— START —
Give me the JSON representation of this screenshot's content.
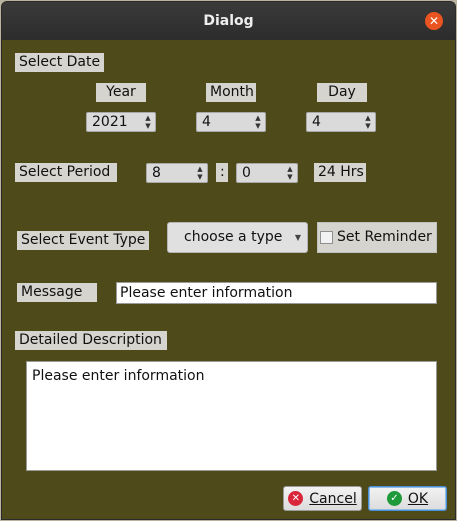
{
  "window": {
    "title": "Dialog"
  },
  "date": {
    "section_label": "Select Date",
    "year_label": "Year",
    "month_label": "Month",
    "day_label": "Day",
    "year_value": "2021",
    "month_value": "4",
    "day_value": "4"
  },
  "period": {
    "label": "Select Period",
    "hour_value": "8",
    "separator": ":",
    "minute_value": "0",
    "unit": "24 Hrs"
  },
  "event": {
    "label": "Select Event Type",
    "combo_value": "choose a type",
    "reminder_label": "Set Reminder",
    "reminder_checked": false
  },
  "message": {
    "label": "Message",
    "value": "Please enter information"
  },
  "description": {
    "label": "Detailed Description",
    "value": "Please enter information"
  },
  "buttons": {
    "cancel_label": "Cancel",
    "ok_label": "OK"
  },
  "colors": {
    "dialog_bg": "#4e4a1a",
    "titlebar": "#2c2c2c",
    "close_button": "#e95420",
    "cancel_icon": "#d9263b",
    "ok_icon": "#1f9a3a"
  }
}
— END —
— START —
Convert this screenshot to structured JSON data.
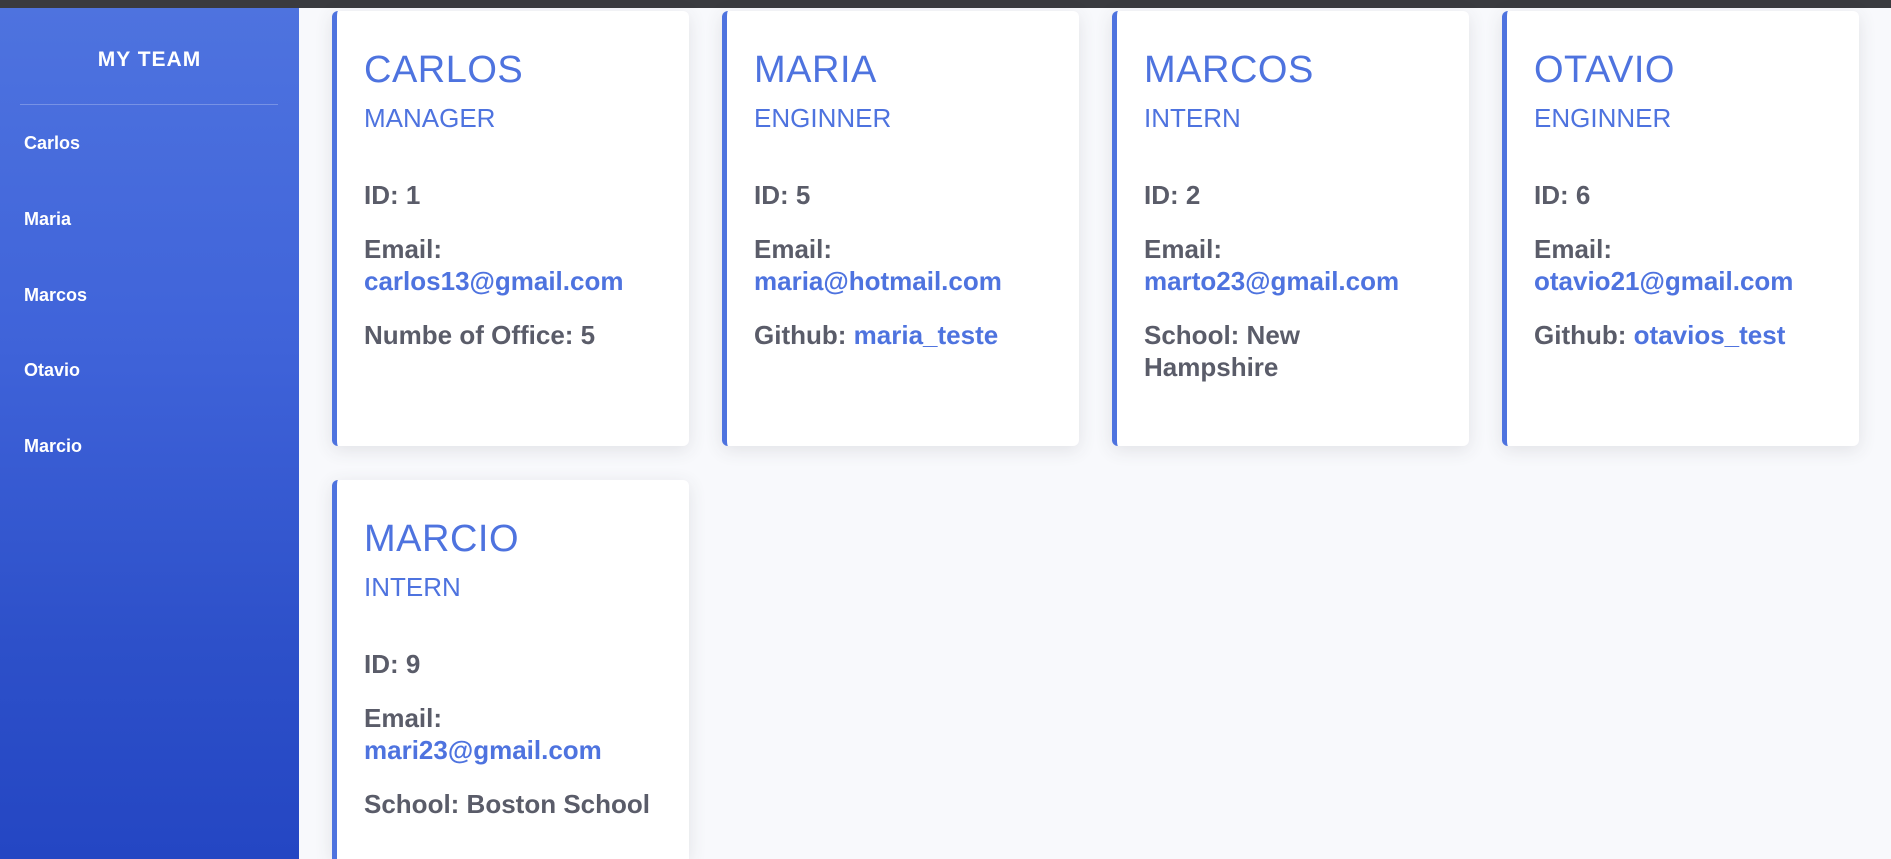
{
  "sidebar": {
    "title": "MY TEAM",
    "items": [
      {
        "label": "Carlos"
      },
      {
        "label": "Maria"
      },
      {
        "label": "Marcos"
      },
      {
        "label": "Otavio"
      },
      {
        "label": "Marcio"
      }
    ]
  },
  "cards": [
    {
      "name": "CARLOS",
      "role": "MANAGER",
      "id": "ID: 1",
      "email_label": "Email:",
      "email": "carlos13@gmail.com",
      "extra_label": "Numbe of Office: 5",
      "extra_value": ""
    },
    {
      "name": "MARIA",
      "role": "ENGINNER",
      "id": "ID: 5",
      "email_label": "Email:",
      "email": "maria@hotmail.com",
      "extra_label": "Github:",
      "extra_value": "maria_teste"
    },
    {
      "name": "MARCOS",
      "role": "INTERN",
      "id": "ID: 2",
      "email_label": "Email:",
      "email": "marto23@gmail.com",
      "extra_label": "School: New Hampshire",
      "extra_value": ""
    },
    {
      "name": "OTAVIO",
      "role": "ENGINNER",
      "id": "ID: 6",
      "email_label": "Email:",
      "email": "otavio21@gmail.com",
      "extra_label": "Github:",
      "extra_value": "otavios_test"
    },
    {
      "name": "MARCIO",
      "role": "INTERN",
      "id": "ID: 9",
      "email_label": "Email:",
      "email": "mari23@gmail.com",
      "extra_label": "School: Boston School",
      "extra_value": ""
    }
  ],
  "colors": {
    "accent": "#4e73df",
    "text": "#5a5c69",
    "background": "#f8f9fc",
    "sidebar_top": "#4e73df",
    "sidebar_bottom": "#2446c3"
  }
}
— END —
What you need to do: Copy each line of the data above that holds "JSON".

Exercise solution:
Give me the JSON representation of this screenshot's content.
Convert this screenshot to structured JSON data.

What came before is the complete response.